# Start of Information provided

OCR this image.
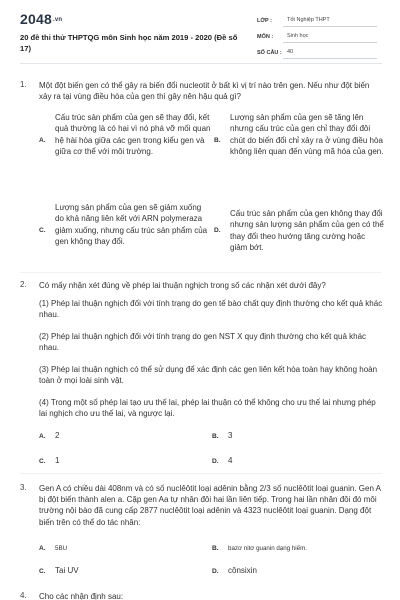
2048.vn
20 đề thi thử THPTQG môn Sinh học năm 2019 - 2020 (Đề số 17)
LỚP :	Tốt Nghiệp THPT
MÔN :	Sinh học
SỐ CÂU : 40
1. Một đột biến gen có thể gây ra biến đổi nucleotit ở bất kì vị trí nào trên gen. Nếu như đột biến xảy ra tại vùng điều hòa của gen thì gây nên hậu quả gì?
A.
Cấu trúc sản phẩm của gen sẽ thay đổi, kết quả thường là có hại vì nó phá vỡ mối quan hệ hài hòa giữa các gen trong kiểu gen và giữa cơ thể với môi trường.
B.
Lượng sản phẩm của gen sẽ tăng lên nhưng cấu trúc của gen chỉ thay đổi đôi chút do biến đổi chỉ xảy ra ở vùng điều hòa không liên quan đến vùng mã hóa của gen.
C.
Lượng sản phẩm của gen sẽ giảm xuống do khả năng liên kết với ARN polymeraza giảm xuống, nhưng cấu trúc sản phẩm của gen không thay đổi.
D.
Cấu trúc sản phẩm của gen không thay đổi nhưng sản lượng sản phẩm của gen có thể thay đổi theo hướng tăng cường hoặc giảm bớt.
2. Có mấy nhận xét đúng về phép lai thuận nghịch trong số các nhận xét dưới đây?
(1) Phép lai thuận nghịch đối với tính trạng do gen tế bào chất quy định thường cho kết quả khác nhau.
(2) Phép lai thuận nghịch đối với tính trạng do gen NST X quy định thường cho kết quả khác nhau.
(3) Phép lai thuận nghịch có thể sử dụng để xác định các gen liên kết hòa toàn hay không hoàn toàn ở mọi loài sinh vật.
(4) Trong một số phép lai tạo ưu thế lai, phép lai thuận có thể không cho ưu thế lai nhưng phép lai nghịch cho ưu thế lai, và ngược lại.
A. 2	B. 3
C. 1	D. 4
3. Gen A có chiều dài 408nm và có số nuclêôtit loại adênin bằng 2/3 số nuclêôtit loại guanin. Gen A bị đột biến thành alen a. Cặp gen Aa tự nhân đôi hai lần liên tiếp. Trong hai lần nhân đôi đó môi trường nội bào đã cung cấp 2877 nuclêôtit loại adênin và 4323 nuclêôtit loại guanin. Dạng đột biến trên có thể do tác nhân:
A. 5BU	B. bazơ nitơ guanin dạng hiếm.
C. Tai UV	D. cônsixin
4. Cho các nhận định sau:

# End of Information provided

- [What this task involves]: Set down every entry word for word, but omit the pictures.

- [Output for this task]:
OCR this image.
2048.vn
20 đề thi thử THPTQG môn Sinh học năm 2019 - 2020 (Đề số 17)
LỚP :	Tốt Nghiệp THPT
MÔN :	Sinh học
SỐ CÂU : 40
1. Một đột biến gen có thể gây ra biến đổi nucleotit ở bất kì vị trí nào trên gen. Nếu như đột biến xảy ra tại vùng điều hòa của gen thì gây nên hậu quả gì?
A.
Cấu trúc sản phẩm của gen sẽ thay đổi, kết quả thường là có hại vì nó phá vỡ mối quan hệ hài hòa giữa các gen trong kiểu gen và giữa cơ thể với môi trường.
B.
Lượng sản phẩm của gen sẽ tăng lên nhưng cấu trúc của gen chỉ thay đổi đôi chút do biến đổi chỉ xảy ra ở vùng điều hòa không liên quan đến vùng mã hóa của gen.
C.
Lượng sản phẩm của gen sẽ giảm xuống do khả năng liên kết với ARN polymeraza giảm xuống, nhưng cấu trúc sản phẩm của gen không thay đổi.
D.
Cấu trúc sản phẩm của gen không thay đổi nhưng sản lượng sản phẩm của gen có thể thay đổi theo hướng tăng cường hoặc giảm bớt.
2. Có mấy nhận xét đúng về phép lai thuận nghịch trong số các nhận xét dưới đây?
(1) Phép lai thuận nghịch đối với tính trạng do gen tế bào chất quy định thường cho kết quả khác nhau.
(2) Phép lai thuận nghịch đối với tính trạng do gen NST X quy định thường cho kết quả khác nhau.
(3) Phép lai thuận nghịch có thể sử dụng để xác định các gen liên kết hòa toàn hay không hoàn toàn ở mọi loài sinh vật.
(4) Trong một số phép lai tạo ưu thế lai, phép lai thuận có thể không cho ưu thế lai nhưng phép lai nghịch cho ưu thế lai, và ngược lại.
A. 2	B. 3
C. 1	D. 4
3. Gen A có chiều dài 408nm và có số nuclêôtit loại adênin bằng 2/3 số nuclêôtit loại guanin. Gen A bị đột biến thành alen a. Cặp gen Aa tự nhân đôi hai lần liên tiếp. Trong hai lần nhân đôi đó môi trường nội bào đã cung cấp 2877 nuclêôtit loại adênin và 4323 nuclêôtit loại guanin. Dạng đột biến trên có thể do tác nhân:
A. 5BU	B. bazơ nitơ guanin dạng hiếm.
C. Tai UV	D. cônsixin
4. Cho các nhận định sau:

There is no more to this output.